- THE TASK:
According to the radio station entry below, what frequency did KKNI-FM move to in 2007?

- STUDY TEXT:
Segment Open

KKNI-FM
- Sterling, Alaska; United States;
- Broadcast area: South Central Alaska
- Frequency: 105.3 MHz

Programming
- Format: Classic hits

Ownership
- Owner: Matt Wilson; (KSRM Radio Group, Inc.);
- Sister stations: KFSE, KKIS-FM, KSLD, KSRM, KWHQ-FM

History
- First air date: 1999 (as KPFN at 105.9)
- Former call signs: KPFN (1998–2006) KSWD-FM (2006–2008) KKNI (2008–2014)
- Former frequencies: 105.9 MHz (1999–2007)

Technical information
- Licensing authority: FCC
- Facility ID: 72677
- Class: C3
- ERP: 7,000 watts
- HAAT: 86.5 meters (284 ft)
- Translator: 95.7 K239AV (Sterling)

Links
- Public license information: Public file; LMS;
- Webcast: Listen Live
- Website: KKNI-FM Online

= KKNI-FM =

KKNI-FM is a commercial classic hits music radio station in Sterling, Alaska, broadcasting on 105.3 FM. Previous call signs were KPFN and KSWD-FM with a frequency of 105.9, but in 2007, the station relocated to 105.3 and the KSWD-FM call sign was assigned to a Los Angeles, California station.

KKNI-FM is owned by Matt Wilson, through licensee KSRM Radio Group, Inc.

Segment Closed

- STORED DATA:
Segment Open

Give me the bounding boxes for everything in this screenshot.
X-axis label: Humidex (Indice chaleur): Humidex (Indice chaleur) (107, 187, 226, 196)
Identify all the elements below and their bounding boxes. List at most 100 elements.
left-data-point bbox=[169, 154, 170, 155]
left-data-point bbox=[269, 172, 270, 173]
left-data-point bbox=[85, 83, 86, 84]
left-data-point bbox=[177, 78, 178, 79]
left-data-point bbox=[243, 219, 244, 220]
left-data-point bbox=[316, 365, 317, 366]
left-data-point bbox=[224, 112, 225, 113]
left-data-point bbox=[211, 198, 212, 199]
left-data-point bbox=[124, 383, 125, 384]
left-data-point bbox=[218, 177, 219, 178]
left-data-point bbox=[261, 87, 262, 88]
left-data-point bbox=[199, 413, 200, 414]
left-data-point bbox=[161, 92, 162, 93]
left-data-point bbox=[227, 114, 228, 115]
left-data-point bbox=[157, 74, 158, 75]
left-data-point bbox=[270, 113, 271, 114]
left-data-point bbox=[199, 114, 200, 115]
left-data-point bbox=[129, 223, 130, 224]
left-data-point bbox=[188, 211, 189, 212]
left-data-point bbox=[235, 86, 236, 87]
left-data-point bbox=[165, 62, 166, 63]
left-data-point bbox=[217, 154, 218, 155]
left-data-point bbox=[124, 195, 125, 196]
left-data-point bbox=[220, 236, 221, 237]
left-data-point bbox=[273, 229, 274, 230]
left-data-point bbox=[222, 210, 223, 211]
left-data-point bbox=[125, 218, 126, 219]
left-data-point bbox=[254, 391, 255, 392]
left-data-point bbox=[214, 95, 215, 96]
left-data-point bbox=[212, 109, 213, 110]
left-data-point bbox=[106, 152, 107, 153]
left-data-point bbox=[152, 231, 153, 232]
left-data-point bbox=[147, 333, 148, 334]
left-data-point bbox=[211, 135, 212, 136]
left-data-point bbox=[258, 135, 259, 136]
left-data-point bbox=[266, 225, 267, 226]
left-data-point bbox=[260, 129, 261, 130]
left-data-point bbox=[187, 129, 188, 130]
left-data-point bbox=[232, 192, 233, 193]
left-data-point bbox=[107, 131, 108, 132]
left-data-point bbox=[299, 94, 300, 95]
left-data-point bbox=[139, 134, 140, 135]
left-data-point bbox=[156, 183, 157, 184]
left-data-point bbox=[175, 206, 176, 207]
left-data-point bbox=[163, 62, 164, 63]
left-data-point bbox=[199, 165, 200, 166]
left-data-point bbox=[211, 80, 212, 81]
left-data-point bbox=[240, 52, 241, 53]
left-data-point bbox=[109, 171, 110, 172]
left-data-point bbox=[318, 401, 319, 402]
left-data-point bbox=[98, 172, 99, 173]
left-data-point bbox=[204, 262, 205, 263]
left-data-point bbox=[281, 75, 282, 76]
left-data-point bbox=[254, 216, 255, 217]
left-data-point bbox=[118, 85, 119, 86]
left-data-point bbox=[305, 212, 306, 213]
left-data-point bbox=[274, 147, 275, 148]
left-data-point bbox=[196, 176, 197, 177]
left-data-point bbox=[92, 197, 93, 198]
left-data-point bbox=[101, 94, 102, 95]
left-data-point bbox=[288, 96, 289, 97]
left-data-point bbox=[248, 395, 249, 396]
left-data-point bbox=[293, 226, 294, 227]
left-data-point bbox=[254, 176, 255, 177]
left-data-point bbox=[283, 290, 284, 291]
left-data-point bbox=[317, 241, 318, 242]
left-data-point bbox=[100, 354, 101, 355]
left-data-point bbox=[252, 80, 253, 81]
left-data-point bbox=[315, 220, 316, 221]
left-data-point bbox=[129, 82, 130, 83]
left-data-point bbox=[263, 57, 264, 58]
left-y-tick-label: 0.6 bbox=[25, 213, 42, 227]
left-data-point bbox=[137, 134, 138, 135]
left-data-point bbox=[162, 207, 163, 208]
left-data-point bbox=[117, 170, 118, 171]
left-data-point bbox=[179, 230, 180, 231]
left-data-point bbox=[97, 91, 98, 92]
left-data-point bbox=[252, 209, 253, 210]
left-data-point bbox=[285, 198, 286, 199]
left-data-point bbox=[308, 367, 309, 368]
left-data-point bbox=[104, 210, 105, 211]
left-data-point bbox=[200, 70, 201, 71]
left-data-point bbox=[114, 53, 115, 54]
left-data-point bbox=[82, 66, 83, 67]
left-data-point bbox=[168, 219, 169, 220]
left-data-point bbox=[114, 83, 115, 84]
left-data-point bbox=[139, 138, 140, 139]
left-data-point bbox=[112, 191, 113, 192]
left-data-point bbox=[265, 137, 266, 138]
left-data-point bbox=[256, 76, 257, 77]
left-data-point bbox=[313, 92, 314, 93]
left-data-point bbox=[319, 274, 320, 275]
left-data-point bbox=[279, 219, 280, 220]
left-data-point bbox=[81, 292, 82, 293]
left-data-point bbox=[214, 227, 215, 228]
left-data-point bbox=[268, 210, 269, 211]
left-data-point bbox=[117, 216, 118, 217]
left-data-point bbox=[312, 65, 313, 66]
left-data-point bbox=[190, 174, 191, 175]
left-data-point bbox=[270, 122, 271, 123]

Segment Closed

- RESULT OF THE EXERCISE:
105.3 FM